(Collected data)
╔══

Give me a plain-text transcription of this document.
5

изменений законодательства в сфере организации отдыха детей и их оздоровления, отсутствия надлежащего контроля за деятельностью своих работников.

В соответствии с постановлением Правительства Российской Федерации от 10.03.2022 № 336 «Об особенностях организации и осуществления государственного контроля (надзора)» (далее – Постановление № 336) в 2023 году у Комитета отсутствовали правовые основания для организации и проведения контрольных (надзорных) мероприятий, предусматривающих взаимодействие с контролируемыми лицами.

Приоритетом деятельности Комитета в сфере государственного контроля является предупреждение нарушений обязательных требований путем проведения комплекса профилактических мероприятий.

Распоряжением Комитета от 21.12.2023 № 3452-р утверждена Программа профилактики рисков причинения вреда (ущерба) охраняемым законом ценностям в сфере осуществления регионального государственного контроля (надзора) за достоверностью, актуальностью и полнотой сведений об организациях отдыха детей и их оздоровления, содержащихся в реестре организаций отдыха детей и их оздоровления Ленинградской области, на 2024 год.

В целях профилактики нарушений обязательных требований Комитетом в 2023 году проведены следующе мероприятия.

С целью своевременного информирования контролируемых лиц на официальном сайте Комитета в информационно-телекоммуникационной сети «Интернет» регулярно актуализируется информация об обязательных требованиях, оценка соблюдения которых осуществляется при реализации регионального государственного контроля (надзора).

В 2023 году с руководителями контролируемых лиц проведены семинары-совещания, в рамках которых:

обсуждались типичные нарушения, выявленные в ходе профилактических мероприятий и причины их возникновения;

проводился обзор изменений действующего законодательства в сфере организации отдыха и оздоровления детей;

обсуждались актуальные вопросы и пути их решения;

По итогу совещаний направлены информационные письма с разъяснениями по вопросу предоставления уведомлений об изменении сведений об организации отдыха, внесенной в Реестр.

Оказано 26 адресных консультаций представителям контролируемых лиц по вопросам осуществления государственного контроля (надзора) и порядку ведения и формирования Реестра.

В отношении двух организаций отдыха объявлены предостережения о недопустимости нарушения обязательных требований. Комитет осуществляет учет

╚══

- _What to produce_: In full and verbatim, repeat the records given above.

- _Exercise answer_:
Give me a plain-text transcription of this document.
5

изменений законодательства в сфере организации отдыха детей и их оздоровления, отсутствия надлежащего контроля за деятельностью своих работников.

В соответствии с постановлением Правительства Российской Федерации от 10.03.2022 № 336 «Об особенностях организации и осуществления государственного контроля (надзора)» (далее – Постановление № 336) в 2023 году у Комитета отсутствовали правовые основания для организации и проведения контрольных (надзорных) мероприятий, предусматривающих взаимодействие с контролируемыми лицами.

Приоритетом деятельности Комитета в сфере государственного контроля является предупреждение нарушений обязательных требований путем проведения комплекса профилактических мероприятий.

Распоряжением Комитета от 21.12.2023 № 3452-р утверждена Программа профилактики рисков причинения вреда (ущерба) охраняемым законом ценностям в сфере осуществления регионального государственного контроля (надзора) за достоверностью, актуальностью и полнотой сведений об организациях отдыха детей и их оздоровления, содержащихся в реестре организаций отдыха детей и их оздоровления Ленинградской области, на 2024 год.

В целях профилактики нарушений обязательных требований Комитетом в 2023 году проведены следующе мероприятия.

С целью своевременного информирования контролируемых лиц на официальном сайте Комитета в информационно-телекоммуникационной сети «Интернет» регулярно актуализируется информация об обязательных требованиях, оценка соблюдения которых осуществляется при реализации регионального государственного контроля (надзора).

В 2023 году с руководителями контролируемых лиц проведены семинары-совещания, в рамках которых:

обсуждались типичные нарушения, выявленные в ходе профилактических мероприятий и причины их возникновения;

проводился обзор изменений действующего законодательства в сфере организации отдыха и оздоровления детей;

обсуждались актуальные вопросы и пути их решения;

По итогу совещаний направлены информационные письма с разъяснениями по вопросу предоставления уведомлений об изменении сведений об организации отдыха, внесенной в Реестр.

Оказано 26 адресных консультаций представителям контролируемых лиц по вопросам осуществления государственного контроля (надзора) и порядку ведения и формирования Реестра.

В отношении двух организаций отдыха объявлены предостережения о недопустимости нарушения обязательных требований. Комитет осуществляет учет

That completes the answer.